PROBLEM TO WORK ON -
Lines holding the string "Ratios" are the ones to copy from this listing.

── SOURCE DATA

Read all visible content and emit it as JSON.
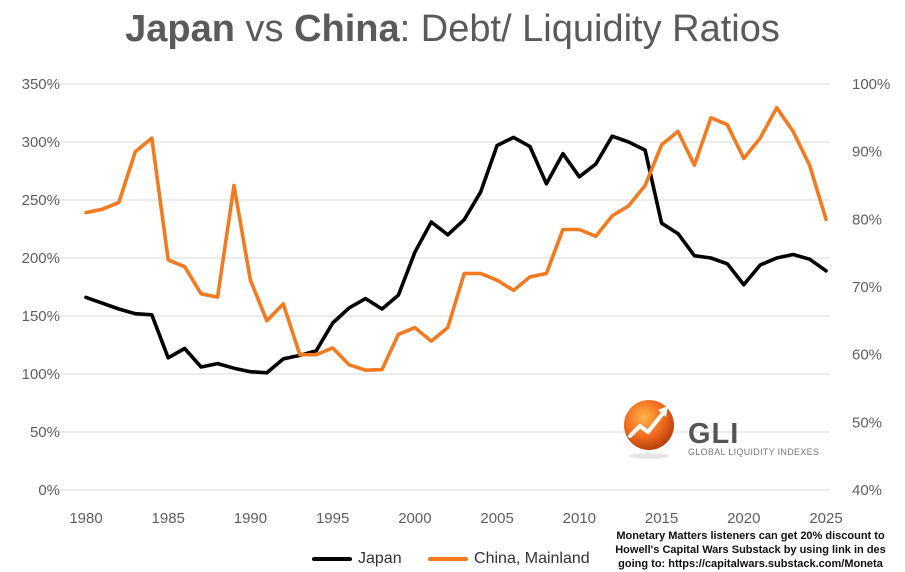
{
  "title": {
    "part1": "Japan",
    "part2": " vs ",
    "part3": "China",
    "part4": ": Debt/ Liquidity Ratios"
  },
  "chart_data": {
    "type": "line",
    "title": "Japan vs China: Debt/ Liquidity Ratios",
    "x": [
      1980,
      1981,
      1982,
      1983,
      1984,
      1985,
      1986,
      1987,
      1988,
      1989,
      1990,
      1991,
      1992,
      1993,
      1994,
      1995,
      1996,
      1997,
      1998,
      1999,
      2000,
      2001,
      2002,
      2003,
      2004,
      2005,
      2006,
      2007,
      2008,
      2009,
      2010,
      2011,
      2012,
      2013,
      2014,
      2015,
      2016,
      2017,
      2018,
      2019,
      2020,
      2021,
      2022,
      2023,
      2024,
      2025
    ],
    "x_ticks": [
      "1980",
      "1985",
      "1990",
      "1995",
      "2000",
      "2005",
      "2010",
      "2015",
      "2020",
      "2025"
    ],
    "left_axis": {
      "range": [
        0,
        350
      ],
      "unit": "%",
      "ticks": [
        "0%",
        "50%",
        "100%",
        "150%",
        "200%",
        "250%",
        "300%",
        "350%"
      ]
    },
    "right_axis": {
      "range": [
        40,
        100
      ],
      "unit": "%",
      "ticks": [
        "40%",
        "50%",
        "60%",
        "70%",
        "80%",
        "90%",
        "100%"
      ]
    },
    "series": [
      {
        "name": "Japan",
        "axis": "left",
        "color": "#000000",
        "values": [
          166,
          161,
          156,
          152,
          151,
          114,
          122,
          106,
          109,
          105,
          102,
          101,
          113,
          116,
          120,
          144,
          157,
          165,
          156,
          168,
          205,
          231,
          220,
          233,
          257,
          297,
          304,
          296,
          264,
          290,
          270,
          281,
          305,
          300,
          293,
          230,
          221,
          202,
          200,
          195,
          177,
          194,
          200,
          203,
          199,
          189
        ]
      },
      {
        "name": "China, Mainland",
        "axis": "right",
        "color": "#f47a20",
        "values": [
          81,
          81.5,
          82.5,
          90,
          92,
          74,
          73,
          69,
          68.5,
          85,
          71,
          65,
          67.5,
          60,
          60,
          61,
          58.5,
          57.7,
          57.8,
          63,
          64,
          62,
          64,
          72,
          72,
          71,
          69.5,
          71.5,
          72,
          78.5,
          78.5,
          77.5,
          80.5,
          82,
          85,
          91,
          93,
          88,
          95,
          94,
          89,
          92,
          96.5,
          93,
          88,
          80
        ]
      }
    ],
    "legend": [
      "Japan",
      "China, Mainland"
    ],
    "legend_position": "bottom"
  },
  "logo": {
    "name": "GLI",
    "subtitle": "GLOBAL LIQUIDITY INDEXES"
  },
  "note": {
    "line1": "Monetary Matters listeners can get 20% discount to",
    "line2": "Howell's Capital Wars Substack by using link in des",
    "line3": "going to: https://capitalwars.substack.com/Moneta"
  },
  "colors": {
    "japan": "#000000",
    "china": "#f47a20",
    "grid": "#d9d9d9",
    "text": "#5f5f5f"
  }
}
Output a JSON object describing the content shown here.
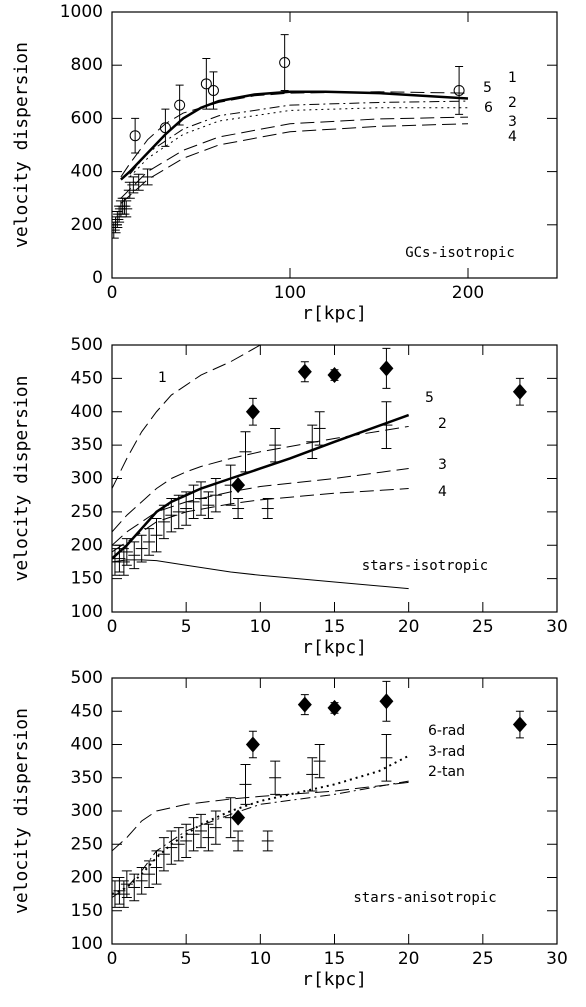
{
  "chart_data": [
    {
      "type": "line",
      "annotation": "GCs-isotropic",
      "x_label": "r[kpc]",
      "y_label": "velocity  dispersion",
      "xlim": [
        0,
        250
      ],
      "ylim": [
        0,
        1000
      ],
      "xticks": [
        0,
        100,
        200
      ],
      "yticks": [
        0,
        200,
        400,
        600,
        800,
        1000
      ],
      "series": [
        {
          "name": "5",
          "dash": "solid",
          "width": 2.5,
          "color": "#000",
          "x": [
            5,
            10,
            20,
            30,
            40,
            50,
            60,
            80,
            100,
            120,
            150,
            200
          ],
          "values": [
            370,
            400,
            470,
            540,
            600,
            640,
            665,
            690,
            700,
            700,
            695,
            675
          ]
        },
        {
          "name": "1",
          "dash": "dash",
          "width": 1,
          "color": "#000",
          "x": [
            5,
            10,
            20,
            30,
            40,
            60,
            80,
            100,
            150,
            200
          ],
          "values": [
            380,
            430,
            520,
            580,
            620,
            660,
            685,
            695,
            700,
            695
          ]
        },
        {
          "name": "6",
          "dash": "dot",
          "width": 1,
          "color": "#000",
          "x": [
            10,
            20,
            40,
            60,
            100,
            150,
            200
          ],
          "values": [
            380,
            450,
            540,
            590,
            630,
            640,
            640
          ]
        },
        {
          "name": "2",
          "dash": "dashdot",
          "width": 1,
          "color": "#000",
          "x": [
            10,
            20,
            40,
            60,
            100,
            150,
            200
          ],
          "values": [
            390,
            470,
            560,
            610,
            650,
            660,
            665
          ]
        },
        {
          "name": "3",
          "dash": "dash",
          "width": 1,
          "color": "#000",
          "x": [
            5,
            20,
            40,
            60,
            100,
            150,
            200
          ],
          "values": [
            300,
            400,
            480,
            530,
            580,
            598,
            605
          ]
        },
        {
          "name": "4",
          "dash": "dash",
          "width": 1,
          "color": "#000",
          "x": [
            5,
            20,
            40,
            60,
            100,
            150,
            200
          ],
          "values": [
            280,
            370,
            450,
            500,
            550,
            570,
            580
          ]
        },
        {
          "marker": "circle",
          "color": "#000",
          "x": [
            13,
            30,
            38,
            53,
            57,
            97,
            195
          ],
          "values": [
            535,
            565,
            650,
            730,
            705,
            810,
            705
          ],
          "errors": [
            65,
            70,
            75,
            95,
            70,
            105,
            90
          ]
        },
        {
          "marker": "cross",
          "color": "#000",
          "x": [
            1,
            2,
            3,
            4,
            5,
            6,
            7,
            8,
            10,
            12,
            15,
            20
          ],
          "values": [
            180,
            200,
            220,
            240,
            260,
            270,
            270,
            260,
            330,
            350,
            360,
            380
          ],
          "errors": [
            30,
            30,
            30,
            30,
            30,
            30,
            30,
            30,
            30,
            30,
            30,
            30
          ]
        }
      ]
    },
    {
      "type": "line",
      "annotation": "stars-isotropic",
      "x_label": "r[kpc]",
      "y_label": "velocity  dispersion",
      "xlim": [
        0,
        30
      ],
      "ylim": [
        100,
        500
      ],
      "xticks": [
        0,
        5,
        10,
        15,
        20,
        25,
        30
      ],
      "yticks": [
        100,
        150,
        200,
        250,
        300,
        350,
        400,
        450,
        500
      ],
      "series": [
        {
          "name": "1",
          "dash": "dash",
          "width": 1,
          "color": "#000",
          "x": [
            0,
            1,
            2,
            3,
            4,
            5,
            6,
            8,
            10
          ],
          "values": [
            285,
            330,
            370,
            400,
            425,
            440,
            455,
            475,
            500
          ]
        },
        {
          "name": "5",
          "dash": "solid",
          "width": 2.5,
          "color": "#000",
          "x": [
            0,
            1,
            2,
            3,
            4,
            5,
            6,
            8,
            10,
            12,
            15,
            20
          ],
          "values": [
            180,
            200,
            225,
            250,
            265,
            275,
            285,
            300,
            315,
            330,
            355,
            395
          ]
        },
        {
          "name": "2",
          "dash": "dash",
          "width": 1,
          "color": "#000",
          "x": [
            0,
            1,
            2,
            3,
            4,
            5,
            6,
            8,
            10,
            15,
            20
          ],
          "values": [
            220,
            245,
            265,
            285,
            300,
            310,
            318,
            330,
            340,
            360,
            378
          ]
        },
        {
          "name": "3",
          "dash": "dash",
          "width": 1,
          "color": "#000",
          "x": [
            0,
            1,
            2,
            3,
            5,
            8,
            10,
            15,
            20
          ],
          "values": [
            200,
            220,
            235,
            250,
            265,
            280,
            288,
            300,
            315
          ]
        },
        {
          "name": "4",
          "dash": "dash",
          "width": 1,
          "color": "#000",
          "x": [
            0,
            1,
            2,
            3,
            5,
            8,
            10,
            15,
            20
          ],
          "values": [
            190,
            205,
            220,
            235,
            250,
            262,
            268,
            278,
            285
          ]
        },
        {
          "dash": "solid",
          "width": 1,
          "color": "#000",
          "x": [
            0,
            1,
            2,
            3,
            5,
            8,
            10,
            15,
            20
          ],
          "values": [
            175,
            178,
            178,
            177,
            170,
            160,
            155,
            145,
            135
          ]
        },
        {
          "marker": "diamond",
          "color": "#000",
          "x": [
            8.5,
            9.5,
            13,
            15,
            18.5,
            27.5
          ],
          "values": [
            290,
            400,
            460,
            455,
            465,
            430
          ],
          "errors": [
            0,
            20,
            15,
            8,
            30,
            20
          ]
        },
        {
          "marker": "cross",
          "color": "#000",
          "x": [
            0.2,
            0.5,
            0.8,
            1,
            1.5,
            2,
            2.5,
            3,
            3.5,
            4,
            4.5,
            5,
            5.5,
            6,
            6.5,
            7,
            8,
            8.5,
            9,
            10.5,
            11,
            13.5,
            14,
            18.5
          ],
          "values": [
            175,
            180,
            175,
            190,
            185,
            195,
            205,
            215,
            235,
            245,
            250,
            255,
            265,
            270,
            260,
            275,
            290,
            255,
            340,
            255,
            350,
            355,
            375,
            380
          ],
          "errors": [
            20,
            20,
            20,
            20,
            20,
            20,
            20,
            25,
            25,
            25,
            25,
            25,
            25,
            25,
            20,
            25,
            30,
            15,
            30,
            15,
            25,
            25,
            25,
            35
          ]
        }
      ]
    },
    {
      "type": "line",
      "annotation": "stars-anisotropic",
      "x_label": "r[kpc]",
      "y_label": "velocity  dispersion",
      "xlim": [
        0,
        30
      ],
      "ylim": [
        100,
        500
      ],
      "xticks": [
        0,
        5,
        10,
        15,
        20,
        25,
        30
      ],
      "yticks": [
        100,
        150,
        200,
        250,
        300,
        350,
        400,
        450,
        500
      ],
      "series": [
        {
          "name": "6-rad",
          "dash": "dot",
          "width": 2,
          "color": "#000",
          "x": [
            0,
            1,
            2,
            3,
            4,
            5,
            6,
            8,
            10,
            12,
            15,
            18,
            20
          ],
          "values": [
            175,
            185,
            205,
            230,
            250,
            265,
            280,
            300,
            315,
            325,
            340,
            360,
            383
          ]
        },
        {
          "name": "3-rad",
          "dash": "dashdot",
          "width": 1,
          "color": "#000",
          "x": [
            0,
            1,
            2,
            3,
            5,
            8,
            10,
            15,
            20
          ],
          "values": [
            170,
            185,
            210,
            240,
            270,
            295,
            310,
            325,
            345
          ]
        },
        {
          "name": "2-tan",
          "dash": "dash",
          "width": 1,
          "color": "#000",
          "x": [
            0,
            1,
            2,
            3,
            5,
            8,
            10,
            15,
            20
          ],
          "values": [
            240,
            260,
            285,
            300,
            310,
            318,
            322,
            330,
            343
          ]
        },
        {
          "marker": "diamond",
          "color": "#000",
          "x": [
            8.5,
            9.5,
            13,
            15,
            18.5,
            27.5
          ],
          "values": [
            290,
            400,
            460,
            455,
            465,
            430
          ],
          "errors": [
            0,
            20,
            15,
            8,
            30,
            20
          ]
        },
        {
          "marker": "cross",
          "color": "#000",
          "x": [
            0.2,
            0.5,
            0.8,
            1,
            1.5,
            2,
            2.5,
            3,
            3.5,
            4,
            4.5,
            5,
            5.5,
            6,
            6.5,
            7,
            8,
            8.5,
            9,
            10.5,
            11,
            13.5,
            14,
            18.5
          ],
          "values": [
            175,
            180,
            175,
            190,
            185,
            195,
            205,
            215,
            235,
            245,
            250,
            255,
            265,
            270,
            260,
            275,
            290,
            255,
            340,
            255,
            350,
            355,
            375,
            380
          ],
          "errors": [
            20,
            20,
            20,
            20,
            20,
            20,
            20,
            25,
            25,
            25,
            25,
            25,
            25,
            25,
            20,
            25,
            30,
            15,
            30,
            15,
            25,
            25,
            25,
            35
          ]
        }
      ]
    }
  ]
}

────

WRITTEN RESPONSE -
    "part4": ": Debt/ Liquidity Ratios"
    "title": "Japan vs China: Debt/ Liquidity Ratios",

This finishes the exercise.